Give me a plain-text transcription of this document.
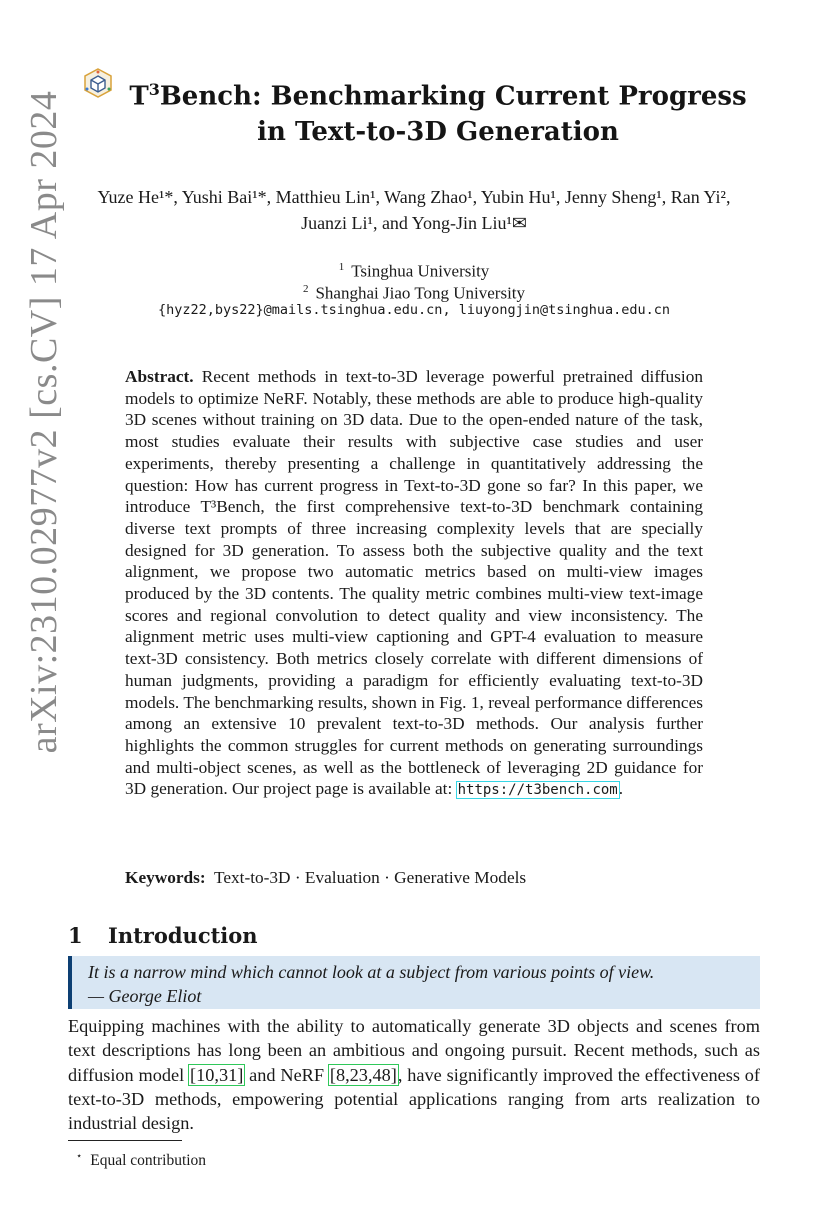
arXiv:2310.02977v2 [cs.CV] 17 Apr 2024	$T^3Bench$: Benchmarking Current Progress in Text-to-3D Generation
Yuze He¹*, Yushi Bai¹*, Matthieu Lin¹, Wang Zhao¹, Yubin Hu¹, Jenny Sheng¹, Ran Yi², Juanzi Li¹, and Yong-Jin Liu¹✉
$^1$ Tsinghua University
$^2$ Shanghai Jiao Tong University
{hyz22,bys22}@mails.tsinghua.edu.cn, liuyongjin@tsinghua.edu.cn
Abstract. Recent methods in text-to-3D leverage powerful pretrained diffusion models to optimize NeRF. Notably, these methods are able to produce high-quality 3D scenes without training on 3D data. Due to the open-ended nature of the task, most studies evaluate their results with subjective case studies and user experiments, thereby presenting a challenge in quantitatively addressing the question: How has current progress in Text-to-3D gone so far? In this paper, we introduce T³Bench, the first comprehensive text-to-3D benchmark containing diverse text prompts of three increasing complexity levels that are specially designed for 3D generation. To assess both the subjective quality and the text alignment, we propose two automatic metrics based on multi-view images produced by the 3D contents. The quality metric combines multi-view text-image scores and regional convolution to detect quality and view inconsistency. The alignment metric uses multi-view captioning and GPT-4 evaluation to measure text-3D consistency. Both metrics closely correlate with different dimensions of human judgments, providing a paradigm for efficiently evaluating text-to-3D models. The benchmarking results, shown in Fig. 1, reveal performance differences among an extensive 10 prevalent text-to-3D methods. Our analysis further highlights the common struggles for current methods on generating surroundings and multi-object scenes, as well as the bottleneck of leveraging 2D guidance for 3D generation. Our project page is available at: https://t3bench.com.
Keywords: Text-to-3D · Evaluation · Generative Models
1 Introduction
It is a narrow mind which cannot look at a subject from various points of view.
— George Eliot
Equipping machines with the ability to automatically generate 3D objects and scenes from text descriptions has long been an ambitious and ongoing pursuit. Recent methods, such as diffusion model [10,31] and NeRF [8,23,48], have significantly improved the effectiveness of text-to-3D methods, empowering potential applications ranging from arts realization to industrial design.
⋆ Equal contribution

WRITTEN REQUEST
Using the material above, return every line exactly as it appears, minus the pictures.

WRITTEN RESPONSE
Give me a plain-text transcription of this document.
arXiv:2310.02977v2 [cs.CV] 17 Apr 2024	$T^3Bench$: Benchmarking Current Progress in Text-to-3D Generation
Yuze He¹*, Yushi Bai¹*, Matthieu Lin¹, Wang Zhao¹, Yubin Hu¹, Jenny Sheng¹, Ran Yi², Juanzi Li¹, and Yong-Jin Liu¹✉
$^1$ Tsinghua University
$^2$ Shanghai Jiao Tong University
{hyz22,bys22}@mails.tsinghua.edu.cn, liuyongjin@tsinghua.edu.cn
Abstract. Recent methods in text-to-3D leverage powerful pretrained diffusion models to optimize NeRF. Notably, these methods are able to produce high-quality 3D scenes without training on 3D data. Due to the open-ended nature of the task, most studies evaluate their results with subjective case studies and user experiments, thereby presenting a challenge in quantitatively addressing the question: How has current progress in Text-to-3D gone so far? In this paper, we introduce T³Bench, the first comprehensive text-to-3D benchmark containing diverse text prompts of three increasing complexity levels that are specially designed for 3D generation. To assess both the subjective quality and the text alignment, we propose two automatic metrics based on multi-view images produced by the 3D contents. The quality metric combines multi-view text-image scores and regional convolution to detect quality and view inconsistency. The alignment metric uses multi-view captioning and GPT-4 evaluation to measure text-3D consistency. Both metrics closely correlate with different dimensions of human judgments, providing a paradigm for efficiently evaluating text-to-3D models. The benchmarking results, shown in Fig. 1, reveal performance differences among an extensive 10 prevalent text-to-3D methods. Our analysis further highlights the common struggles for current methods on generating surroundings and multi-object scenes, as well as the bottleneck of leveraging 2D guidance for 3D generation. Our project page is available at: https://t3bench.com.
Keywords: Text-to-3D · Evaluation · Generative Models
1 Introduction
It is a narrow mind which cannot look at a subject from various points of view.
— George Eliot
Equipping machines with the ability to automatically generate 3D objects and scenes from text descriptions has long been an ambitious and ongoing pursuit. Recent methods, such as diffusion model [10,31] and NeRF [8,23,48], have significantly improved the effectiveness of text-to-3D methods, empowering potential applications ranging from arts realization to industrial design.
⋆ Equal contribution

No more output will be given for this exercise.